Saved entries
** START **
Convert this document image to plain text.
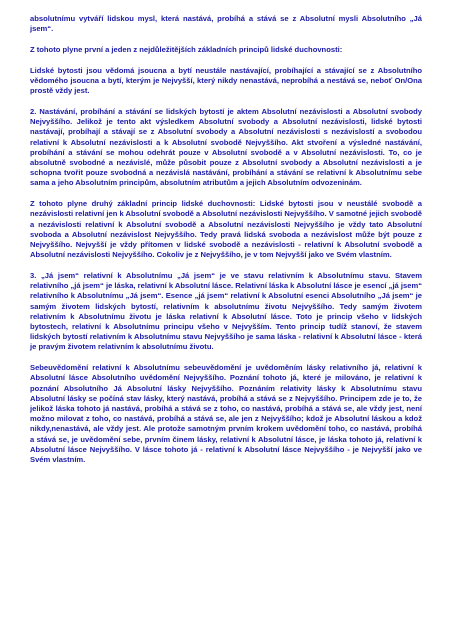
absolutnímu vytváří lidskou mysl, která nastává, probíhá a stává se z Absolutní mysli Absolutního „Já jsem“.

Z tohoto plyne první a jeden z nejdůležitějších základních principů lidské duchovnosti:

Lidské bytosti jsou vědomá jsoucna a bytí neustále nastávající, probíhající a stávající se z Absolutního vědomého jsoucna a bytí, kterým je Nejvyšší, který nikdy nenastává, neprobíhá a nestává se, neboť On/Ona prostě vždy jest.

2. Nastávání, probíhání a stávání se lidských bytostí je aktem Absolutní nezávislosti a Absolutní svobody Nejvyššího. Jelikož je tento akt výsledkem Absolutní svobody a Absolutní nezávislosti, lidské bytosti nastávají, probíhají a stávají se z Absolutní svobody a Absolutní nezávislosti s nezávislostí a svobodou relativní k Absolutní nezávislosti a k Absolutní svobodě Nejvyššího. Akt stvoření a výsledné nastávání, probíhání a stávání se mohou odehrát pouze v Absolutní svobodě a v Absolutní nezávislosti. To, co je absolutně svobodné a nezávislé, může působit pouze z Absolutní svobody a Absolutní nezávislosti a je schopna tvořit pouze svobodná a nezávislá nastávání, probíhání a stávání se relativní k Absolutnímu sebe sama a jeho Absolutním principům, absolutním atributům a jejich Absolutním odvozeninám.

Z tohoto plyne druhý základní princip lidské duchovnosti: Lidské bytosti jsou v neustálé svobodě a nezávislosti relativní jen k Absolutní svobodě a Absolutní nezávislosti Nejvyššího. V samotné jejich svobodě a nezávislosti relativní k Absolutní svobodě a Absolutní nezávislosti Nejvyššího je vždy tato Absolutní svoboda a Absolutní nezávislost Nejvyššího. Tedy pravá lidská svoboda a nezávislost může být pouze z Nejvyššího. Nejvyšší je vždy přítomen v lidské svobodě a nezávislosti - relativní k Absolutní svobodě a Absolutní nezávislosti Nejvyššího. Cokoliv je z Nejvyššího, je v tom Nejvyšší jako ve Svém vlastním.

3. „Já jsem“ relativní k Absolutnímu „Já jsem“ je ve stavu relativním k Absolutnímu stavu. Stavem relativního „já jsem“ je láska, relativní k Absolutní lásce. Relativní láska k Absolutní lásce je esencí „já jsem“ relativního k Absolutnímu „Já jsem“. Esence „já jsem“ relativní k Absolutní esenci Absolutního „Já jsem“ je samým životem lidských bytostí, relativním k absolutnímu životu Nejvyššího. Tedy samým životem relativním k Absolutnímu životu je láska relativní k Absolutní lásce. Toto je princip všeho v lidských bytostech, relativní k Absolutnímu principu všeho v Nejvyšším. Tento princip tudíž stanoví, že stavem lidských bytostí relativním k Absolutnímu stavu Nejvyššího je sama láska - relativní k Absolutní lásce - která je pravým životem relativním k absolutnímu životu.

Sebeuvědomění relativní k Absolutnímu sebeuvědomění je uvědoměním lásky relativního já, relativní k Absolutní lásce Absolutního uvědomění Nejvyššího. Poznání tohoto já, které je milováno, je relativní k poznání Absolutního Já Absolutní lásky Nejvyššího. Poznáním relativity lásky k Absolutnímu stavu Absolutní lásky se počíná stav lásky, který nastává, probíhá a stává se z Nejvyššího. Principem zde je to, že jelikož láska tohoto já nastává, probíhá a stává se z toho, co nastává, probíhá a stává se, ale vždy jest, není možno milovat z toho, co nastává, probíhá a stává se, ale jen z Nejvyššího; kdož je Absolutní láskou a kdož nikdy,nenastává, ale vždy jest. Ale protože samotným prvním krokem uvědomění toho, co nastává, probíhá a stává se, je uvědomění sebe, prvním činem lásky, relativní k Absolutní lásce, je láska tohoto já, relativní k Absolutní lásce Nejvyššího. V lásce tohoto já - relativní k Absolutní lásce Nejvyššího - je Nejvyšší jako ve Svém vlastním.
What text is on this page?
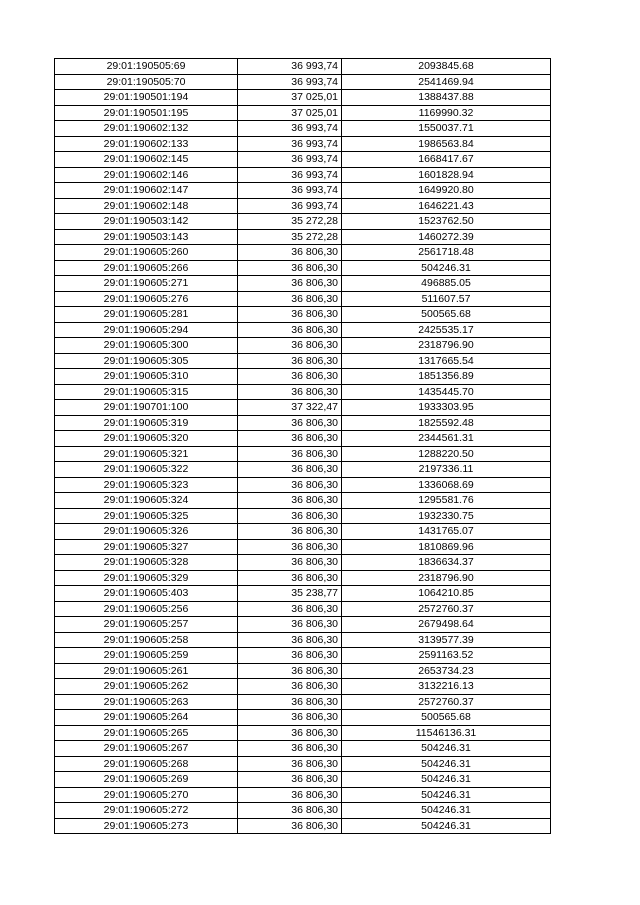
29:01:190505:69	36 993,74	2093845.68
29:01:190505:70	36 993,74	2541469.94
29:01:190501:194	37 025,01	1388437.88
29:01:190501:195	37 025,01	1169990.32
29:01:190602:132	36 993,74	1550037.71
29:01:190602:133	36 993,74	1986563.84
29:01:190602:145	36 993,74	1668417.67
29:01:190602:146	36 993,74	1601828.94
29:01:190602:147	36 993,74	1649920.80
29:01:190602:148	36 993,74	1646221.43
29:01:190503:142	35 272,28	1523762.50
29:01:190503:143	35 272,28	1460272.39
29:01:190605:260	36 806,30	2561718.48
29:01:190605:266	36 806,30	504246.31
29:01:190605:271	36 806,30	496885.05
29:01:190605:276	36 806,30	511607.57
29:01:190605:281	36 806,30	500565.68
29:01:190605:294	36 806,30	2425535.17
29:01:190605:300	36 806,30	2318796.90
29:01:190605:305	36 806,30	1317665.54
29:01:190605:310	36 806,30	1851356.89
29:01:190605:315	36 806,30	1435445.70
29:01:190701:100	37 322,47	1933303.95
29:01:190605:319	36 806,30	1825592.48
29:01:190605:320	36 806,30	2344561.31
29:01:190605:321	36 806,30	1288220.50
29:01:190605:322	36 806,30	2197336.11
29:01:190605:323	36 806,30	1336068.69
29:01:190605:324	36 806,30	1295581.76
29:01:190605:325	36 806,30	1932330.75
29:01:190605:326	36 806,30	1431765.07
29:01:190605:327	36 806,30	1810869.96
29:01:190605:328	36 806,30	1836634.37
29:01:190605:329	36 806,30	2318796.90
29:01:190605:403	35 238,77	1064210.85
29:01:190605:256	36 806,30	2572760.37
29:01:190605:257	36 806,30	2679498.64
29:01:190605:258	36 806,30	3139577.39
29:01:190605:259	36 806,30	2591163.52
29:01:190605:261	36 806,30	2653734.23
29:01:190605:262	36 806,30	3132216.13
29:01:190605:263	36 806,30	2572760.37
29:01:190605:264	36 806,30	500565.68
29:01:190605:265	36 806,30	11546136.31
29:01:190605:267	36 806,30	504246.31
29:01:190605:268	36 806,30	504246.31
29:01:190605:269	36 806,30	504246.31
29:01:190605:270	36 806,30	504246.31
29:01:190605:272	36 806,30	504246.31
29:01:190605:273	36 806,30	504246.31
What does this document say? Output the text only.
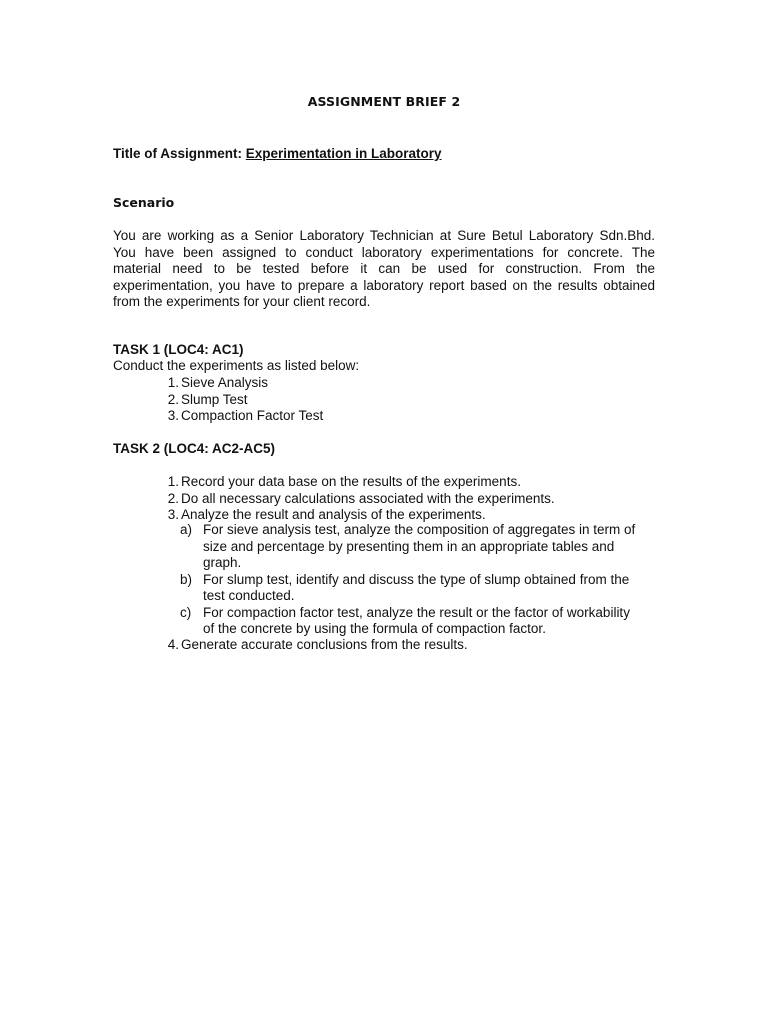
ASSIGNMENT BRIEF 2
Title of Assignment: Experimentation in Laboratory
Scenario
You are working as a Senior Laboratory Technician at Sure Betul Laboratory Sdn.Bhd.
You have been assigned to conduct laboratory experimentations for concrete. The
material need to be tested before it can be used for construction. From the
experimentation, you have to prepare a laboratory report based on the results obtained
from the experiments for your client record.
TASK 1 (LOC4: AC1)
Conduct the experiments as listed below:
1. Sieve Analysis
2. Slump Test
3. Compaction Factor Test
TASK 2 (LOC4: AC2-AC5)
1. Record your data base on the results of the experiments.
2. Do all necessary calculations associated with the experiments.
3. Analyze the result and analysis of the experiments.
a) For sieve analysis test, analyze the composition of aggregates in term of
size and percentage by presenting them in an appropriate tables and
graph.
b) For slump test, identify and discuss the type of slump obtained from the
test conducted.
c) For compaction factor test, analyze the result or the factor of workability
of the concrete by using the formula of compaction factor.
4. Generate accurate conclusions from the results.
** END **
### EXERCISE DESCRIPTION
Filter out all lines lacking the word "have" and copy the rest.

### RESPONSE TO THE EXERCISE
You have been assigned to conduct laboratory experimentations for concrete. The
experimentation, you have to prepare a laboratory report based on the results obtained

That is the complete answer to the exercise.